**Written exercise:**
Every line of the listing must be reproduced as it stands. Leave the images behind.

— START Record excerpts —

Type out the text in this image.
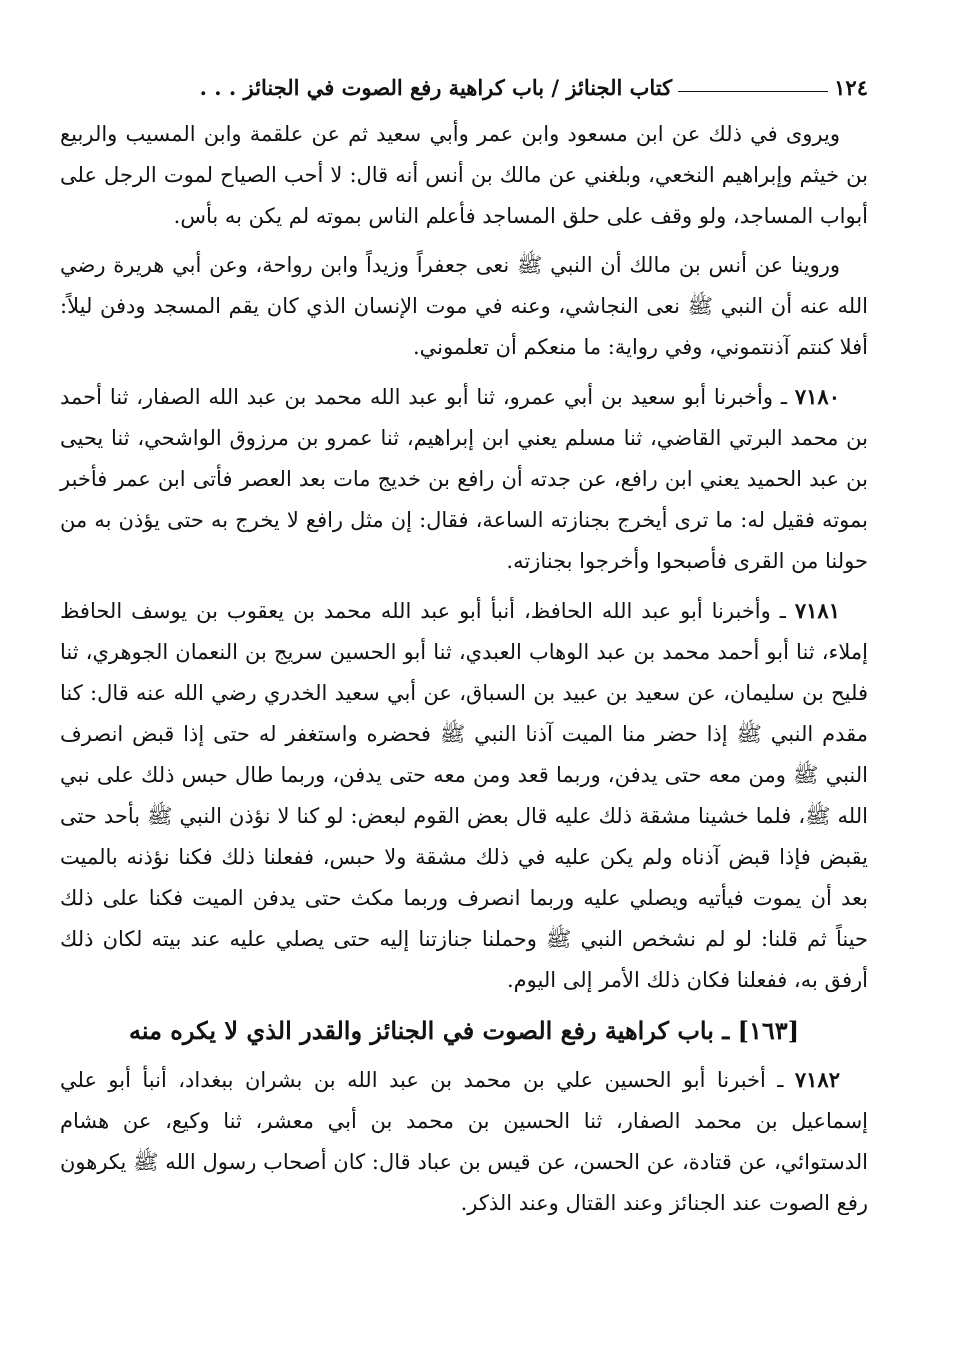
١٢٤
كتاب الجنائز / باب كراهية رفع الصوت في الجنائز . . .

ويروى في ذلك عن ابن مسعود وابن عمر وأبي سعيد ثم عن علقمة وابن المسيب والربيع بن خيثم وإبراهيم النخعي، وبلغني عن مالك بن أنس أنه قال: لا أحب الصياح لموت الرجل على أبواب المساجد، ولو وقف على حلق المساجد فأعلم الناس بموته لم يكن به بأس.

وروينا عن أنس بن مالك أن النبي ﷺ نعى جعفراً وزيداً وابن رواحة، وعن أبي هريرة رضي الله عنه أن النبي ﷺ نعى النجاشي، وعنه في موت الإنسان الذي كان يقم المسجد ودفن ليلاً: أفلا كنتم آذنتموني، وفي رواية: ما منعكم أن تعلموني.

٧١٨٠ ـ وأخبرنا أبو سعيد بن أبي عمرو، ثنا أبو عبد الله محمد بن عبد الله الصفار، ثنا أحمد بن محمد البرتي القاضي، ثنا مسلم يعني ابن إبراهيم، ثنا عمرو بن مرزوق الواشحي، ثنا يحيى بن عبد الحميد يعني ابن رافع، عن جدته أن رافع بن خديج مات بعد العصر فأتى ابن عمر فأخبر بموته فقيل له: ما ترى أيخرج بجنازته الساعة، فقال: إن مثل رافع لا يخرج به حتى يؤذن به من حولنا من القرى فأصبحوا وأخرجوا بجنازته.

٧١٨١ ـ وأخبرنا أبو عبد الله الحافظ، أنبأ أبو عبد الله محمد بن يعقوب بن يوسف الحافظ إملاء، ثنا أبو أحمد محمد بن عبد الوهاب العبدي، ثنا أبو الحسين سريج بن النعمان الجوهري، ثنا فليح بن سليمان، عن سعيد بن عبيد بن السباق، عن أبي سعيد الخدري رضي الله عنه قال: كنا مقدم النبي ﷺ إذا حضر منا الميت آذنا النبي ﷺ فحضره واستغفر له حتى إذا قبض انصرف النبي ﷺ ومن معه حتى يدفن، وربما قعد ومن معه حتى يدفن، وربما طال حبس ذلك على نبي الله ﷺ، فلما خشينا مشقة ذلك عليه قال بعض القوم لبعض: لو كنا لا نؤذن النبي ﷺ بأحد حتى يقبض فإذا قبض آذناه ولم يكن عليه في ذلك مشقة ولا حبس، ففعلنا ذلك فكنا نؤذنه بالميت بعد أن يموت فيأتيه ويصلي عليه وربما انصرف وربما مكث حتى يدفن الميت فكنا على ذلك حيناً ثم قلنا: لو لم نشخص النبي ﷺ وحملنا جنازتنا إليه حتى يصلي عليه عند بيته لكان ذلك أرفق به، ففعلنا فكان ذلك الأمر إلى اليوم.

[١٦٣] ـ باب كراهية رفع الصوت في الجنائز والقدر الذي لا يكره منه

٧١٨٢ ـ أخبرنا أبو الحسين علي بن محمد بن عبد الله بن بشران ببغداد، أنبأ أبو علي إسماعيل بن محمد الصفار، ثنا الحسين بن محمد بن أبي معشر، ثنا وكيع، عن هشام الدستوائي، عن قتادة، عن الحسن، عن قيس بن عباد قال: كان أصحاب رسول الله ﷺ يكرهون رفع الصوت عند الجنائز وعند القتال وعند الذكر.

— END Record excerpts —

**The reply:**
Type out the text in this image.
١٢٤
كتاب الجنائز / باب كراهية رفع الصوت في الجنائز . . .

ويروى في ذلك عن ابن مسعود وابن عمر وأبي سعيد ثم عن علقمة وابن المسيب والربيع بن خيثم وإبراهيم النخعي، وبلغني عن مالك بن أنس أنه قال: لا أحب الصياح لموت الرجل على أبواب المساجد، ولو وقف على حلق المساجد فأعلم الناس بموته لم يكن به بأس.

وروينا عن أنس بن مالك أن النبي ﷺ نعى جعفراً وزيداً وابن رواحة، وعن أبي هريرة رضي الله عنه أن النبي ﷺ نعى النجاشي، وعنه في موت الإنسان الذي كان يقم المسجد ودفن ليلاً: أفلا كنتم آذنتموني، وفي رواية: ما منعكم أن تعلموني.

٧١٨٠ ـ وأخبرنا أبو سعيد بن أبي عمرو، ثنا أبو عبد الله محمد بن عبد الله الصفار، ثنا أحمد بن محمد البرتي القاضي، ثنا مسلم يعني ابن إبراهيم، ثنا عمرو بن مرزوق الواشحي، ثنا يحيى بن عبد الحميد يعني ابن رافع، عن جدته أن رافع بن خديج مات بعد العصر فأتى ابن عمر فأخبر بموته فقيل له: ما ترى أيخرج بجنازته الساعة، فقال: إن مثل رافع لا يخرج به حتى يؤذن به من حولنا من القرى فأصبحوا وأخرجوا بجنازته.

٧١٨١ ـ وأخبرنا أبو عبد الله الحافظ، أنبأ أبو عبد الله محمد بن يعقوب بن يوسف الحافظ إملاء، ثنا أبو أحمد محمد بن عبد الوهاب العبدي، ثنا أبو الحسين سريج بن النعمان الجوهري، ثنا فليح بن سليمان، عن سعيد بن عبيد بن السباق، عن أبي سعيد الخدري رضي الله عنه قال: كنا مقدم النبي ﷺ إذا حضر منا الميت آذنا النبي ﷺ فحضره واستغفر له حتى إذا قبض انصرف النبي ﷺ ومن معه حتى يدفن، وربما قعد ومن معه حتى يدفن، وربما طال حبس ذلك على نبي الله ﷺ، فلما خشينا مشقة ذلك عليه قال بعض القوم لبعض: لو كنا لا نؤذن النبي ﷺ بأحد حتى يقبض فإذا قبض آذناه ولم يكن عليه في ذلك مشقة ولا حبس، ففعلنا ذلك فكنا نؤذنه بالميت بعد أن يموت فيأتيه ويصلي عليه وربما انصرف وربما مكث حتى يدفن الميت فكنا على ذلك حيناً ثم قلنا: لو لم نشخص النبي ﷺ وحملنا جنازتنا إليه حتى يصلي عليه عند بيته لكان ذلك أرفق به، ففعلنا فكان ذلك الأمر إلى اليوم.

[١٦٣] ـ باب كراهية رفع الصوت في الجنائز والقدر الذي لا يكره منه

٧١٨٢ ـ أخبرنا أبو الحسين علي بن محمد بن عبد الله بن بشران ببغداد، أنبأ أبو علي إسماعيل بن محمد الصفار، ثنا الحسين بن محمد بن أبي معشر، ثنا وكيع، عن هشام الدستوائي، عن قتادة، عن الحسن، عن قيس بن عباد قال: كان أصحاب رسول الله ﷺ يكرهون رفع الصوت عند الجنائز وعند القتال وعند الذكر.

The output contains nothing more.